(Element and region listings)
··········

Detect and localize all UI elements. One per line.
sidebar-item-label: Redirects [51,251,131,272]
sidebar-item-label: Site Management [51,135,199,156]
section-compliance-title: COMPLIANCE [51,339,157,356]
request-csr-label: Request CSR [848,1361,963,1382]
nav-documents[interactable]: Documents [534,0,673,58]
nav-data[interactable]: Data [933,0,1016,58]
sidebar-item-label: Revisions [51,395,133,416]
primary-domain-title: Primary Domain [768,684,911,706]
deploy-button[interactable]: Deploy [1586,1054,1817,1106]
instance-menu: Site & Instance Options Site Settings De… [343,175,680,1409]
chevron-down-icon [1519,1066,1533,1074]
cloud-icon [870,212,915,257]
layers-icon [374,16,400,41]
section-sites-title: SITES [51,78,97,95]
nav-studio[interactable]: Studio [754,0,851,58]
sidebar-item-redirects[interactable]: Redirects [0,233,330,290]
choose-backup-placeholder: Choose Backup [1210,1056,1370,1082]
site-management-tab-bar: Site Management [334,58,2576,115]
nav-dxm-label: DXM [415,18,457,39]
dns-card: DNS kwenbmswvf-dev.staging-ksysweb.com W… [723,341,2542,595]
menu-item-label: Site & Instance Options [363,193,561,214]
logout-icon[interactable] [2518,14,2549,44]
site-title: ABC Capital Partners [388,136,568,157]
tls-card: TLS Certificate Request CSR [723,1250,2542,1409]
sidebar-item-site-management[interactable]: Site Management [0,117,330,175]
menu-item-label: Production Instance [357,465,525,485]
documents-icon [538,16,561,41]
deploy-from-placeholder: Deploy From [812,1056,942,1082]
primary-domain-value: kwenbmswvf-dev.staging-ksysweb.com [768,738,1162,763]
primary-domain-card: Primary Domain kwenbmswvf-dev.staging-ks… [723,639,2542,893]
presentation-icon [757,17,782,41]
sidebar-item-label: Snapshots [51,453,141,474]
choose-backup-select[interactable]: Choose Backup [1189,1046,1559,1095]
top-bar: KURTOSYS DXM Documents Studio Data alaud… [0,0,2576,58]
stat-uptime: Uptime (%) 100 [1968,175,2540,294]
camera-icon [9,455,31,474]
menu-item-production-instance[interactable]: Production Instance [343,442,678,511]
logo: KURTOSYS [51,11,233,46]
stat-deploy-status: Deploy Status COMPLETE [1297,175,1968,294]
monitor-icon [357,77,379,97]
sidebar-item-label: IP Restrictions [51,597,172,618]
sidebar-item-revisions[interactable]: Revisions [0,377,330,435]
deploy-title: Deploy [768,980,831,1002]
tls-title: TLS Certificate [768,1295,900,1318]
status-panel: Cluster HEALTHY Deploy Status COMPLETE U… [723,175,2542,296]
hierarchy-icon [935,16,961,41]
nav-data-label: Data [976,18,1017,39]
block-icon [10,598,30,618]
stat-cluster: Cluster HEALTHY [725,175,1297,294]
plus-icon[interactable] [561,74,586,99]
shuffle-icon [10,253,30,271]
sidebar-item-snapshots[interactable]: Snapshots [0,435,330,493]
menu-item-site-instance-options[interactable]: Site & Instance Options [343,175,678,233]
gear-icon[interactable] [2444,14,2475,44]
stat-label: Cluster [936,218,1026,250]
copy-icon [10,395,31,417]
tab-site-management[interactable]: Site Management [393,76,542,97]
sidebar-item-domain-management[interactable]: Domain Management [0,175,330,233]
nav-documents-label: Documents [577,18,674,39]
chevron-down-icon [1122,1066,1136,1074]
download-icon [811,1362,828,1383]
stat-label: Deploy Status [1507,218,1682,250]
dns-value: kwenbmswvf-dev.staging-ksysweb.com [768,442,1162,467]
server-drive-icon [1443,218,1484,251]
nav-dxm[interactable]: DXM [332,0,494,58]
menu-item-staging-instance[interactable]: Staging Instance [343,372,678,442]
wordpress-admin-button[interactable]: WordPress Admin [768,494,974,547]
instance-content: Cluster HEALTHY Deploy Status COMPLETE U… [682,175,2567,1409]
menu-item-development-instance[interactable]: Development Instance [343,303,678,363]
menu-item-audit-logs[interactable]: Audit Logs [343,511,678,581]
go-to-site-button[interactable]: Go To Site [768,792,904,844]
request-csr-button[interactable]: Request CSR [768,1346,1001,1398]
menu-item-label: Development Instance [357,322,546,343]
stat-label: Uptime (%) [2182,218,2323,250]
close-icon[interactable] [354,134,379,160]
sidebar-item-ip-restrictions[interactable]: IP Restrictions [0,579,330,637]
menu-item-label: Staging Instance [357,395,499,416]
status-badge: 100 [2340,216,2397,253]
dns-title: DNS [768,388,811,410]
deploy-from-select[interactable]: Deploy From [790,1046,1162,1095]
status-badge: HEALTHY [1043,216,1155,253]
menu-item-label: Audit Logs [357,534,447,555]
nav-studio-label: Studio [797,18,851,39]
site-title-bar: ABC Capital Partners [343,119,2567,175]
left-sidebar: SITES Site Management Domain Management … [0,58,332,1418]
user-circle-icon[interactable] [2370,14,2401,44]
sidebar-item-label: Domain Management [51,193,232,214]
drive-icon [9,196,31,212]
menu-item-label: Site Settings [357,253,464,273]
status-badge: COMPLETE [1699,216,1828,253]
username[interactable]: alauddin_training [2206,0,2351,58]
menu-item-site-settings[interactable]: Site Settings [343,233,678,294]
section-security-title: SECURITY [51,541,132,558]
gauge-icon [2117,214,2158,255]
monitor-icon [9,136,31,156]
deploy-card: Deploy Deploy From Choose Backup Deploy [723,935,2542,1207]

··········

=== WHAT TO DO ===
Repeat the lines of the listing from the start through the line containing "deploy-from-placeholder: Deploy From", both included.

=== EXERCISE SOLUTION ===
Detect and localize all UI elements. One per line.
sidebar-item-label: Redirects [51,251,131,272]
sidebar-item-label: Site Management [51,135,199,156]
section-compliance-title: COMPLIANCE [51,339,157,356]
request-csr-label: Request CSR [848,1361,963,1382]
nav-documents[interactable]: Documents [534,0,673,58]
nav-data[interactable]: Data [933,0,1016,58]
sidebar-item-label: Revisions [51,395,133,416]
primary-domain-title: Primary Domain [768,684,911,706]
deploy-button[interactable]: Deploy [1586,1054,1817,1106]
instance-menu: Site & Instance Options Site Settings De… [343,175,680,1409]
chevron-down-icon [1519,1066,1533,1074]
cloud-icon [870,212,915,257]
layers-icon [374,16,400,41]
section-sites-title: SITES [51,78,97,95]
nav-studio[interactable]: Studio [754,0,851,58]
sidebar-item-redirects[interactable]: Redirects [0,233,330,290]
choose-backup-placeholder: Choose Backup [1210,1056,1370,1082]
site-management-tab-bar: Site Management [334,58,2576,115]
nav-dxm-label: DXM [415,18,457,39]
dns-card: DNS kwenbmswvf-dev.staging-ksysweb.com W… [723,341,2542,595]
menu-item-label: Site & Instance Options [363,193,561,214]
logout-icon[interactable] [2518,14,2549,44]
site-title: ABC Capital Partners [388,136,568,157]
tls-card: TLS Certificate Request CSR [723,1250,2542,1409]
sidebar-item-site-management[interactable]: Site Management [0,117,330,175]
menu-item-label: Production Instance [357,465,525,485]
documents-icon [538,16,561,41]
deploy-from-placeholder: Deploy From [812,1056,942,1082]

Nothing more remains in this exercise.